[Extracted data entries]
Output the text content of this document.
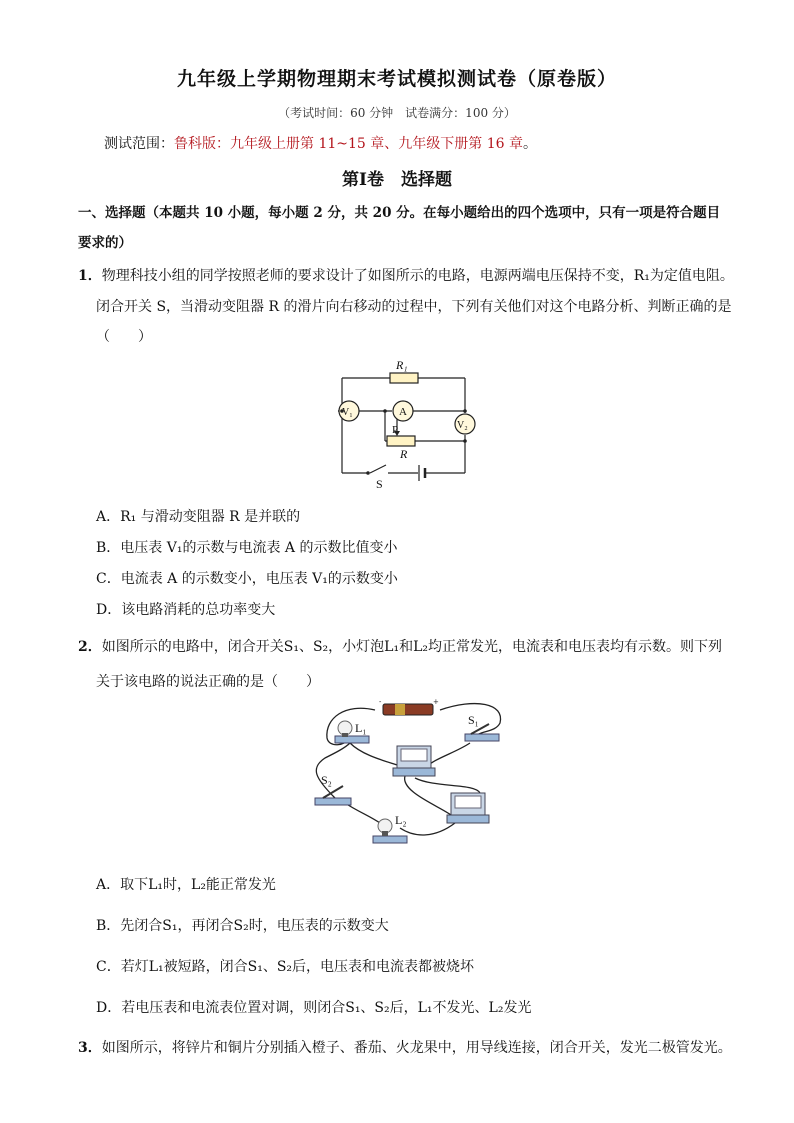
九年级上学期物理期末考试模拟测试卷（原卷版）
（考试时间：60 分钟　试卷满分：100 分）
测试范围：鲁科版：九年级上册第 11~15 章、九年级下册第 16 章。
第Ⅰ卷　选择题
一、选择题（本题共 10 小题，每小题 2 分，共 20 分。在每小题给出的四个选项中，只有一项是符合题目
要求的）
1．物理科技小组的同学按照老师的要求设计了如图所示的电路，电源两端电压保持不变，R₁为定值电阻。
闭合开关 S，当滑动变阻器 R 的滑片向右移动的过程中，下列有关他们对这个电路分析、判断正确的是
（　　）
R₁
V₁	A
V₂
P
R
S
A．R₁ 与滑动变阻器 R 是并联的
B．电压表 V₁的示数与电流表 A 的示数比值变小
C．电流表 A 的示数变小，电压表 V₁的示数变小
D．该电路消耗的总功率变大
2．如图所示的电路中，闭合开关S₁、S₂，小灯泡L₁和L₂均正常发光，电流表和电压表均有示数。则下列
关于该电路的说法正确的是（　　）
-	+
L₁
S₁
S₂
L₂
A．取下L₁时，L₂能正常发光
B．先闭合S₁，再闭合S₂时，电压表的示数变大
C．若灯L₁被短路，闭合S₁、S₂后，电压表和电流表都被烧坏
D．若电压表和电流表位置对调，则闭合S₁、S₂后，L₁不发光、L₂发光
3．如图所示，将锌片和铜片分别插入橙子、番茄、火龙果中，用导线连接，闭合开关，发光二极管发光。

**AIM**: Restate each entry word for word, please, but drop any images it holds.

**REPLY TO THE EXERCISE**:
Output the text content of this document.
九年级上学期物理期末考试模拟测试卷（原卷版）
（考试时间：60 分钟　试卷满分：100 分）
测试范围：鲁科版：九年级上册第 11~15 章、九年级下册第 16 章。
第Ⅰ卷　选择题
一、选择题（本题共 10 小题，每小题 2 分，共 20 分。在每小题给出的四个选项中，只有一项是符合题目
要求的）
1．物理科技小组的同学按照老师的要求设计了如图所示的电路，电源两端电压保持不变，R₁为定值电阻。
闭合开关 S，当滑动变阻器 R 的滑片向右移动的过程中，下列有关他们对这个电路分析、判断正确的是
（　　）
R₁
V₁	A
V₂
P
R
S
A．R₁ 与滑动变阻器 R 是并联的
B．电压表 V₁的示数与电流表 A 的示数比值变小
C．电流表 A 的示数变小，电压表 V₁的示数变小
D．该电路消耗的总功率变大
2．如图所示的电路中，闭合开关S₁、S₂，小灯泡L₁和L₂均正常发光，电流表和电压表均有示数。则下列
关于该电路的说法正确的是（　　）
-	+
L₁
S₁
S₂
L₂
A．取下L₁时，L₂能正常发光
B．先闭合S₁，再闭合S₂时，电压表的示数变大
C．若灯L₁被短路，闭合S₁、S₂后，电压表和电流表都被烧坏
D．若电压表和电流表位置对调，则闭合S₁、S₂后，L₁不发光、L₂发光
3．如图所示，将锌片和铜片分别插入橙子、番茄、火龙果中，用导线连接，闭合开关，发光二极管发光。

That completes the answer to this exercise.